* STATED TASK *
Leave out the pictures and copy everything else in the entries exactly.

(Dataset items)
------

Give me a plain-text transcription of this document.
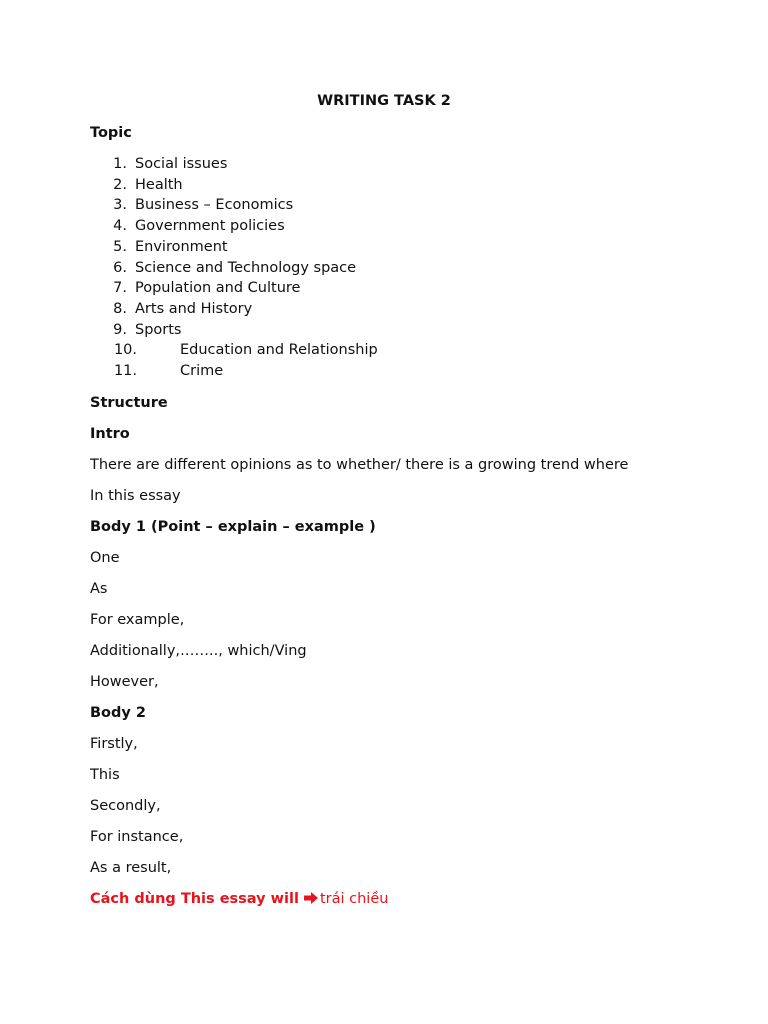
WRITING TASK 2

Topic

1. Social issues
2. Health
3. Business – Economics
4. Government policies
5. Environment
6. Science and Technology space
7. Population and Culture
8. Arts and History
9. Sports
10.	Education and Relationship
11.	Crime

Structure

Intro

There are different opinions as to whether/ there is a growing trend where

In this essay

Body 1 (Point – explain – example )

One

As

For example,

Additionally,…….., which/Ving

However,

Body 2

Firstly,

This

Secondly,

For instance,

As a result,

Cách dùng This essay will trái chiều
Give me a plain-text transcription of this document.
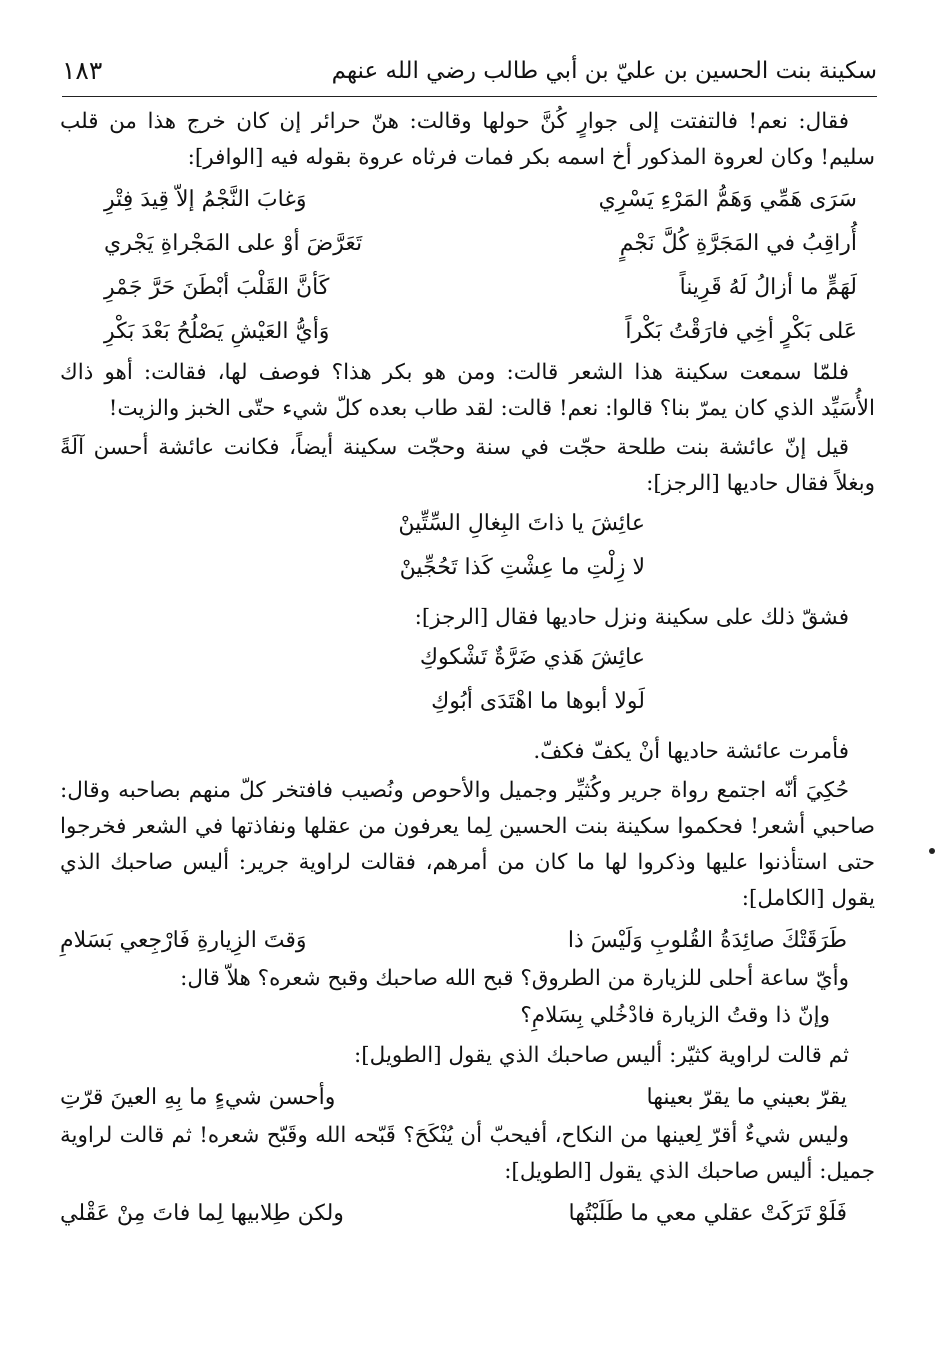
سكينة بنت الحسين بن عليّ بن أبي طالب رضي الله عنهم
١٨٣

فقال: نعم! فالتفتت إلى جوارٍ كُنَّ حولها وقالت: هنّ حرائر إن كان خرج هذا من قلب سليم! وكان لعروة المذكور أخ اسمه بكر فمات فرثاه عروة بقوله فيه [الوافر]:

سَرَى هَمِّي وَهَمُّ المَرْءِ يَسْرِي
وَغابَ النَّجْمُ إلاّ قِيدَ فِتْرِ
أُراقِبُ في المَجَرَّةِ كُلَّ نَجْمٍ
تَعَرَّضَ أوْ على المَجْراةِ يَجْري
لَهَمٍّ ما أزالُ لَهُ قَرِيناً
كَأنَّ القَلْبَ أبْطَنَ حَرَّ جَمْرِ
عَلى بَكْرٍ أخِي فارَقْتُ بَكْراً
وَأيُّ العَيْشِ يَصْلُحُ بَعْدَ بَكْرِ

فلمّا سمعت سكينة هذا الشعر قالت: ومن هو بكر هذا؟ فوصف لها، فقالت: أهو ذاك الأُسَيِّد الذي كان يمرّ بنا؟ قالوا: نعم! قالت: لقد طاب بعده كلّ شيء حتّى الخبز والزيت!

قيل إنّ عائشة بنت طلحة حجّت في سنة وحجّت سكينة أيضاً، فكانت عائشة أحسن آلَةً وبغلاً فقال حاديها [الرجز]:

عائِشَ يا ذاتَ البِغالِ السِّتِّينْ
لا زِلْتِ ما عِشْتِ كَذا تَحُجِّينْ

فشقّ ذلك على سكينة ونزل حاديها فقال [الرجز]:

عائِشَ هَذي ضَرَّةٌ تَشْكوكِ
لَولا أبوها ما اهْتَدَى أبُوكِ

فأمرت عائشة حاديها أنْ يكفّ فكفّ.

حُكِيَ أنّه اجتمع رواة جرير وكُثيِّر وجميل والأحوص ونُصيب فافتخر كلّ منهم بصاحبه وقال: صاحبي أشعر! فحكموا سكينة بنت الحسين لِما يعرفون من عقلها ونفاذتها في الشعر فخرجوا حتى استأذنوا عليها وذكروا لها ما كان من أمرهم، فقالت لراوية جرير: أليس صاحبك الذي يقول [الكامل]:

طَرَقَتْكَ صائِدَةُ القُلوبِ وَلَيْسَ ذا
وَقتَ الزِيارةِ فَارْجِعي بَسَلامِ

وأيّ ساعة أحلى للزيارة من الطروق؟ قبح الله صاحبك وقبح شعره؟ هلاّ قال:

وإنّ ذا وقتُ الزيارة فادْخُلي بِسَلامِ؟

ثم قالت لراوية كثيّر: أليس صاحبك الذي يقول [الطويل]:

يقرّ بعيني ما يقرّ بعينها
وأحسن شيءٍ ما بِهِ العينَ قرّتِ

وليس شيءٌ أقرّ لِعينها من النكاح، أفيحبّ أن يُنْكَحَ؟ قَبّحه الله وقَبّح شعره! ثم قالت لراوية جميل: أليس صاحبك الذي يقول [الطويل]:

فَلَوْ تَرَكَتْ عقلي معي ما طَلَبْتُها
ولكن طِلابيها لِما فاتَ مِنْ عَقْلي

------

* RESPONSE TO THIS EXERCISE *
Give me a plain-text transcription of this document.
WRITING TASK 2

Topic

1. Social issues
2. Health
3. Business – Economics
4. Government policies
5. Environment
6. Science and Technology space
7. Population and Culture
8. Arts and History
9. Sports
10.	Education and Relationship
11.	Crime

Structure

Intro

There are different opinions as to whether/ there is a growing trend where

In this essay

Body 1 (Point – explain – example )

One

As

For example,

Additionally,…….., which/Ving

However,

Body 2

Firstly,

This

Secondly,

For instance,

As a result,

Cách dùng This essay will trái chiều
Give me a plain-text transcription of this document.
سكينة بنت الحسين بن عليّ بن أبي طالب رضي الله عنهم
١٨٣

فقال: نعم! فالتفتت إلى جوارٍ كُنَّ حولها وقالت: هنّ حرائر إن كان خرج هذا من قلب سليم! وكان لعروة المذكور أخ اسمه بكر فمات فرثاه عروة بقوله فيه [الوافر]:

سَرَى هَمِّي وَهَمُّ المَرْءِ يَسْرِي
وَغابَ النَّجْمُ إلاّ قِيدَ فِتْرِ
أُراقِبُ في المَجَرَّةِ كُلَّ نَجْمٍ
تَعَرَّضَ أوْ على المَجْراةِ يَجْري
لَهَمٍّ ما أزالُ لَهُ قَرِيناً
كَأنَّ القَلْبَ أبْطَنَ حَرَّ جَمْرِ
عَلى بَكْرٍ أخِي فارَقْتُ بَكْراً
وَأيُّ العَيْشِ يَصْلُحُ بَعْدَ بَكْرِ

فلمّا سمعت سكينة هذا الشعر قالت: ومن هو بكر هذا؟ فوصف لها، فقالت: أهو ذاك الأُسَيِّد الذي كان يمرّ بنا؟ قالوا: نعم! قالت: لقد طاب بعده كلّ شيء حتّى الخبز والزيت!

قيل إنّ عائشة بنت طلحة حجّت في سنة وحجّت سكينة أيضاً، فكانت عائشة أحسن آلَةً وبغلاً فقال حاديها [الرجز]:

عائِشَ يا ذاتَ البِغالِ السِّتِّينْ
لا زِلْتِ ما عِشْتِ كَذا تَحُجِّينْ

فشقّ ذلك على سكينة ونزل حاديها فقال [الرجز]:

عائِشَ هَذي ضَرَّةٌ تَشْكوكِ
لَولا أبوها ما اهْتَدَى أبُوكِ

فأمرت عائشة حاديها أنْ يكفّ فكفّ.

حُكِيَ أنّه اجتمع رواة جرير وكُثيِّر وجميل والأحوص ونُصيب فافتخر كلّ منهم بصاحبه وقال: صاحبي أشعر! فحكموا سكينة بنت الحسين لِما يعرفون من عقلها ونفاذتها في الشعر فخرجوا حتى استأذنوا عليها وذكروا لها ما كان من أمرهم، فقالت لراوية جرير: أليس صاحبك الذي يقول [الكامل]:

طَرَقَتْكَ صائِدَةُ القُلوبِ وَلَيْسَ ذا
وَقتَ الزِيارةِ فَارْجِعي بَسَلامِ

وأيّ ساعة أحلى للزيارة من الطروق؟ قبح الله صاحبك وقبح شعره؟ هلاّ قال:

وإنّ ذا وقتُ الزيارة فادْخُلي بِسَلامِ؟

ثم قالت لراوية كثيّر: أليس صاحبك الذي يقول [الطويل]:

يقرّ بعيني ما يقرّ بعينها
وأحسن شيءٍ ما بِهِ العينَ قرّتِ

وليس شيءٌ أقرّ لِعينها من النكاح، أفيحبّ أن يُنْكَحَ؟ قَبّحه الله وقَبّح شعره! ثم قالت لراوية جميل: أليس صاحبك الذي يقول [الطويل]:

فَلَوْ تَرَكَتْ عقلي معي ما طَلَبْتُها
ولكن طِلابيها لِما فاتَ مِنْ عَقْلي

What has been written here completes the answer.